> **Written request**
Extract all lines that hold "title" from the records below.

=== Listed records ===

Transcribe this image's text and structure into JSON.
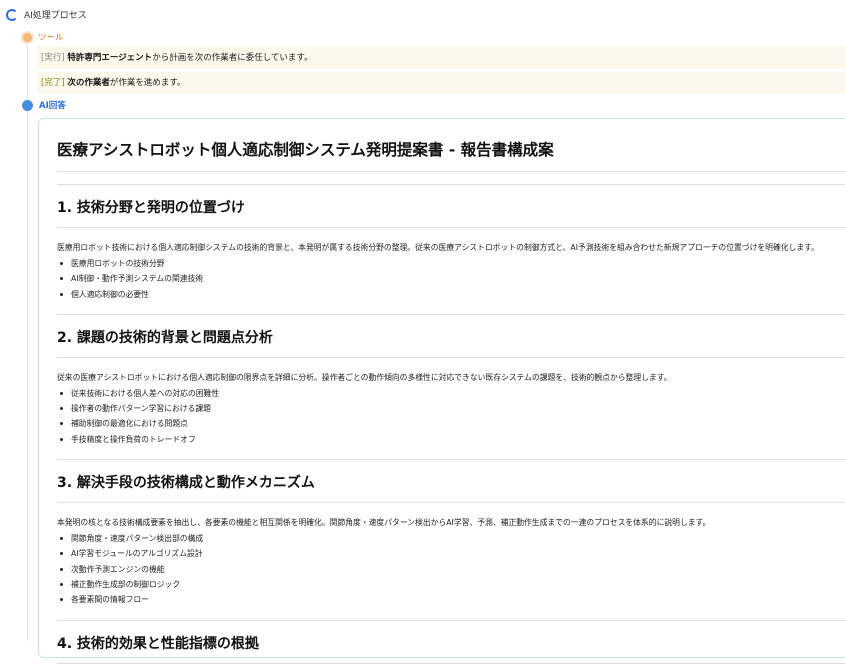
{
  "header": {
    "title": "AI処理プロセス"
  },
  "tool": {
    "label": "ツール",
    "logs": [
      {
        "tag": "[実行]",
        "bold": "特許専門エージェント",
        "text": "から計画を次の作業者に委任しています。"
      },
      {
        "tag": "[完了]",
        "bold": "次の作業者",
        "text": "が作業を進めます。"
      }
    ]
  },
  "answer": {
    "label": "AI回答",
    "title": "医療アシストロボット個人適応制御システム発明提案書 - 報告書構成案",
    "sections": [
      {
        "heading": "1. 技術分野と発明の位置づけ",
        "text": "医療用ロボット技術における個人適応制御システムの技術的背景と、本発明が属する技術分野の整理。従来の医療アシストロボットの制御方式と、AI予測技術を組み合わせた新規アプローチの位置づけを明確化します。",
        "items": [
          "医療用ロボットの技術分野",
          "AI制御・動作予測システムの関連技術",
          "個人適応制御の必要性"
        ]
      },
      {
        "heading": "2. 課題の技術的背景と問題点分析",
        "text": "従来の医療アシストロボットにおける個人適応制御の限界点を詳細に分析。操作者ごとの動作傾向の多様性に対応できない既存システムの課題を、技術的観点から整理します。",
        "items": [
          "従来技術における個人差への対応の困難性",
          "操作者の動作パターン学習における課題",
          "補助制御の最適化における問題点",
          "手技精度と操作負荷のトレードオフ"
        ]
      },
      {
        "heading": "3. 解決手段の技術構成と動作メカニズム",
        "text": "本発明の核となる技術構成要素を抽出し、各要素の機能と相互関係を明確化。関節角度・速度パターン検出からAI学習、予測、補正動作生成までの一連のプロセスを体系的に説明します。",
        "items": [
          "関節角度・速度パターン検出部の構成",
          "AI学習モジュールのアルゴリズム設計",
          "次動作予測エンジンの機能",
          "補正動作生成部の制御ロジック",
          "各要素間の情報フロー"
        ]
      },
      {
        "heading": "4. 技術的効果と性能指標の根拠",
        "text": "",
        "items": []
      }
    ]
  }
}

===

> **Worked answer**
    "title": "AI処理プロセス"
    "title": "医療アシストロボット個人適応制御システム発明提案書 - 報告書構成案",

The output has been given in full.